Begin Task input

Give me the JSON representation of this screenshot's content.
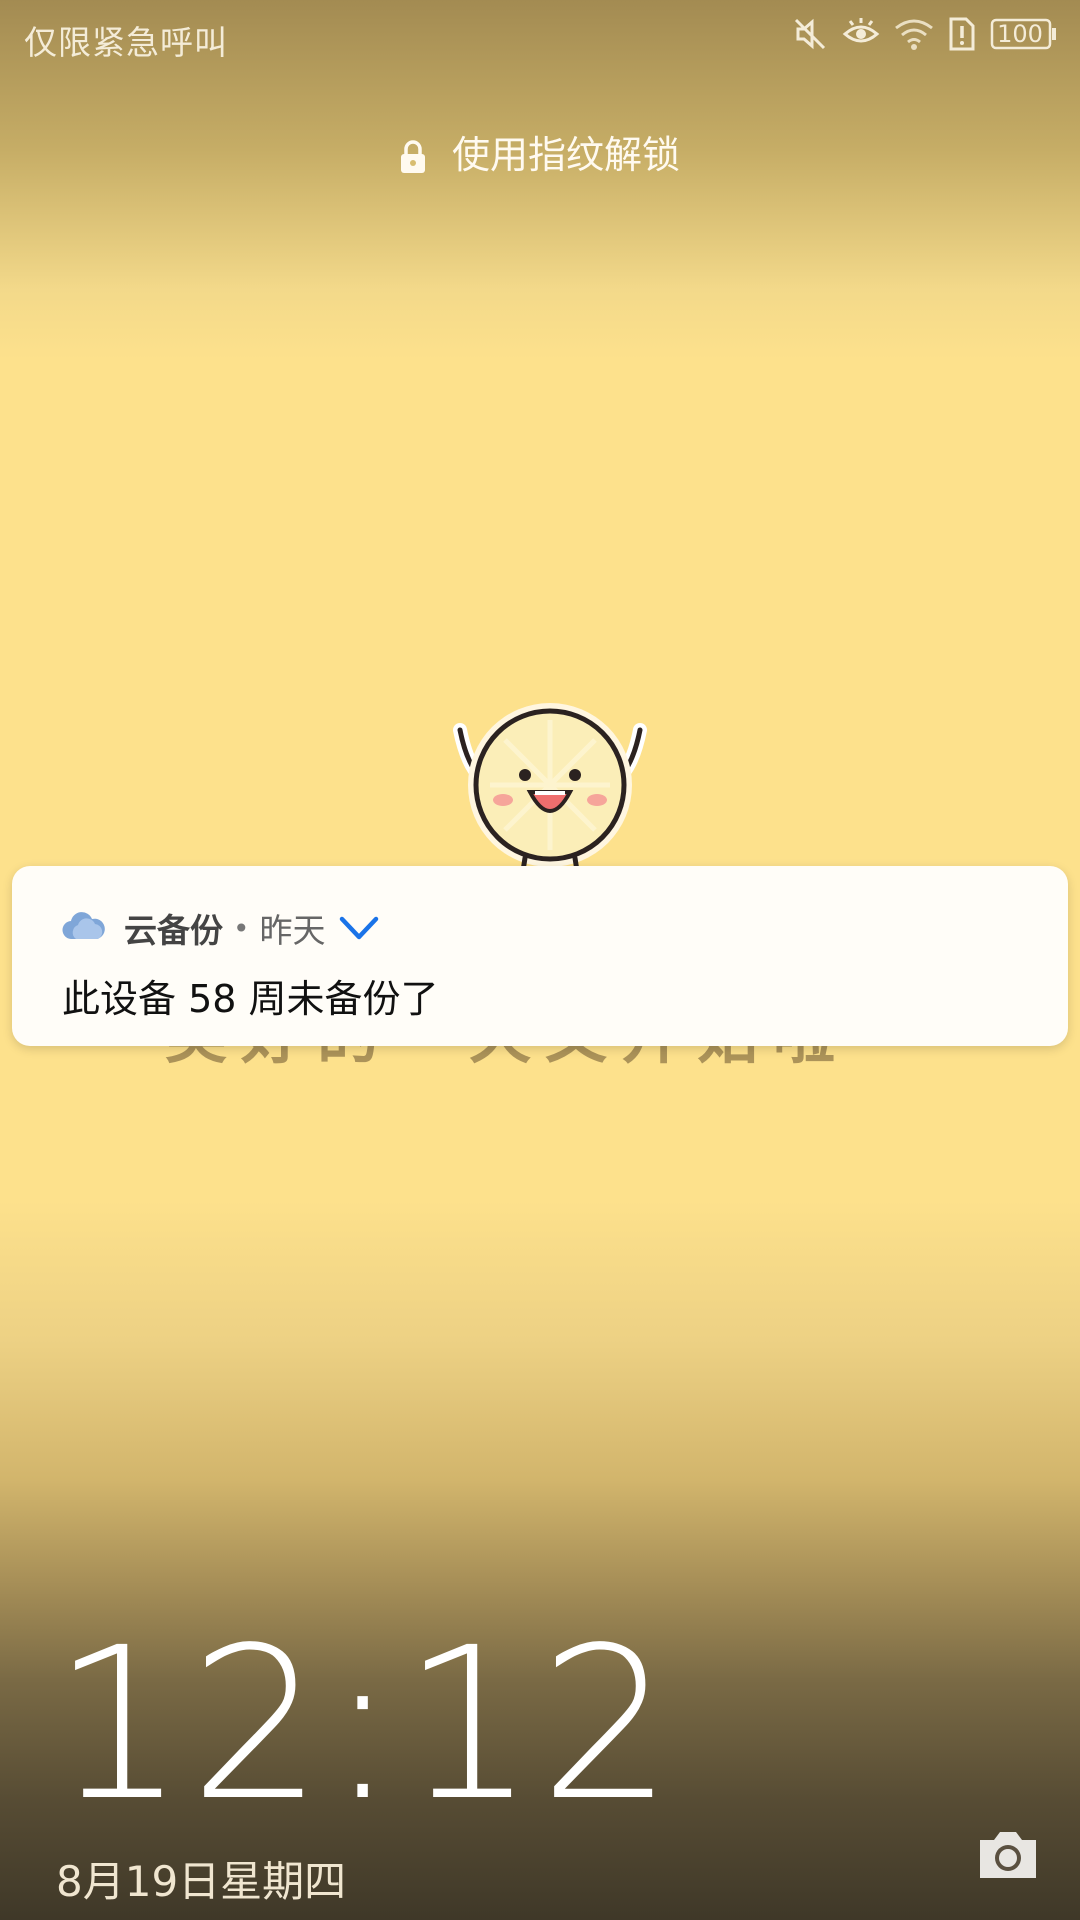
{
  "status_bar": {
    "emergency_text": "仅限紧急呼叫",
    "battery_level": "100",
    "icons": [
      "mute-icon",
      "eye-comfort-icon",
      "wifi-icon",
      "sim-alert-icon",
      "battery-icon"
    ]
  },
  "lock_hint": {
    "text": "使用指纹解锁",
    "icon": "lock-icon"
  },
  "wallpaper": {
    "slogan": "美好的一天又开始啦~"
  },
  "notification": {
    "app_icon": "cloud-icon",
    "app_name": "云备份",
    "separator": "•",
    "time": "昨天",
    "expand_icon": "chevron-down-icon",
    "message": "此设备 58 周未备份了"
  },
  "clock": {
    "time": "12:12",
    "date": "8月19日星期四"
  },
  "shortcuts": {
    "camera_icon": "camera-icon"
  },
  "colors": {
    "accent_blue": "#1a73e8",
    "wallpaper_yellow": "#fde18c"
  }
}
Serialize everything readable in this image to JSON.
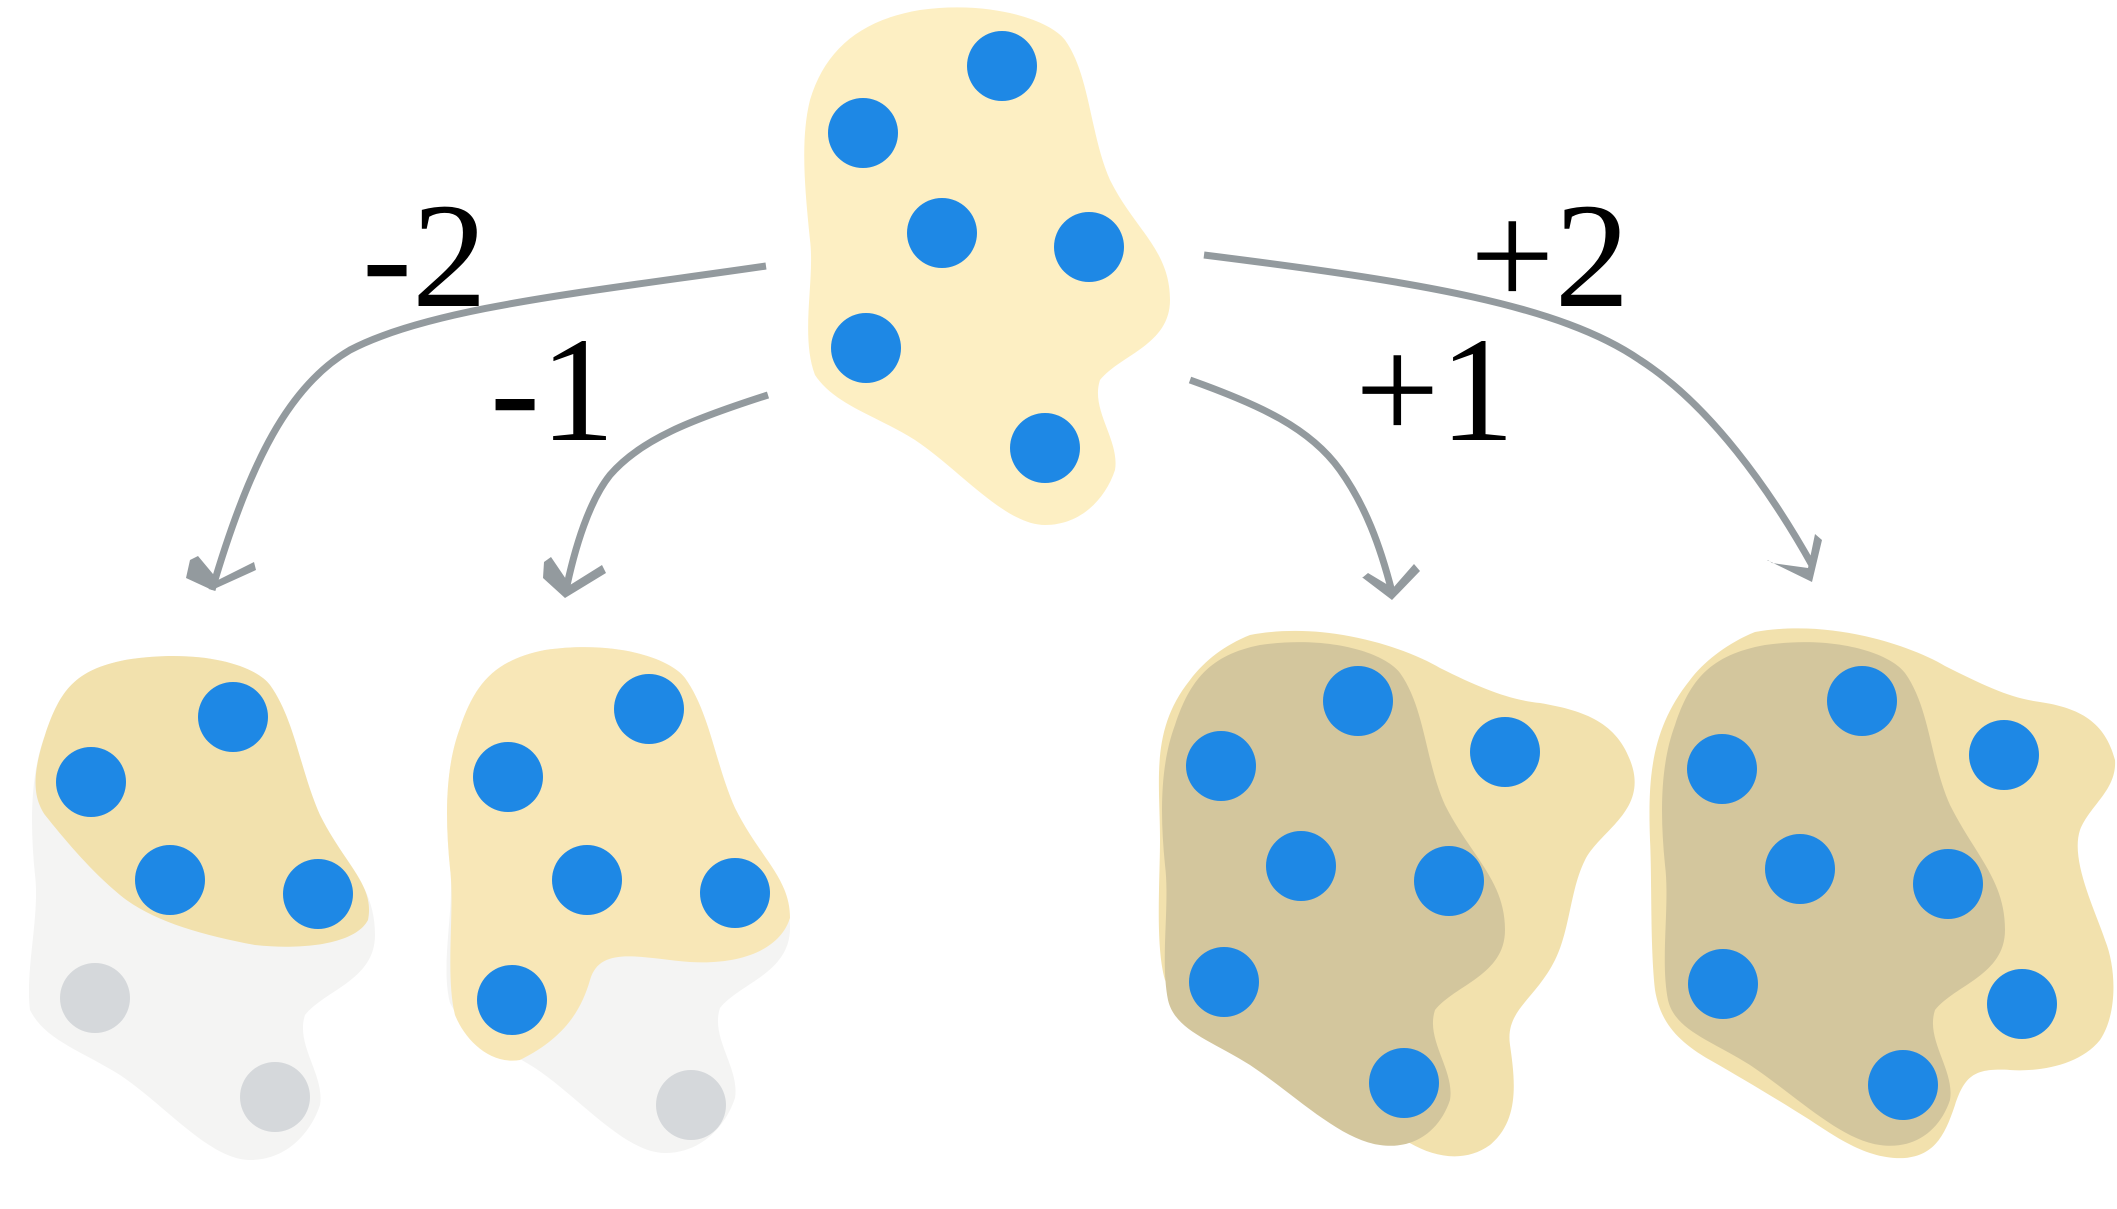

End Task input

Using the listing above, locate the lines that hold "JSON" and copy each one.

Give me the JSON representation of this screenshot's content.
Serialize everything readable in this image to JSON.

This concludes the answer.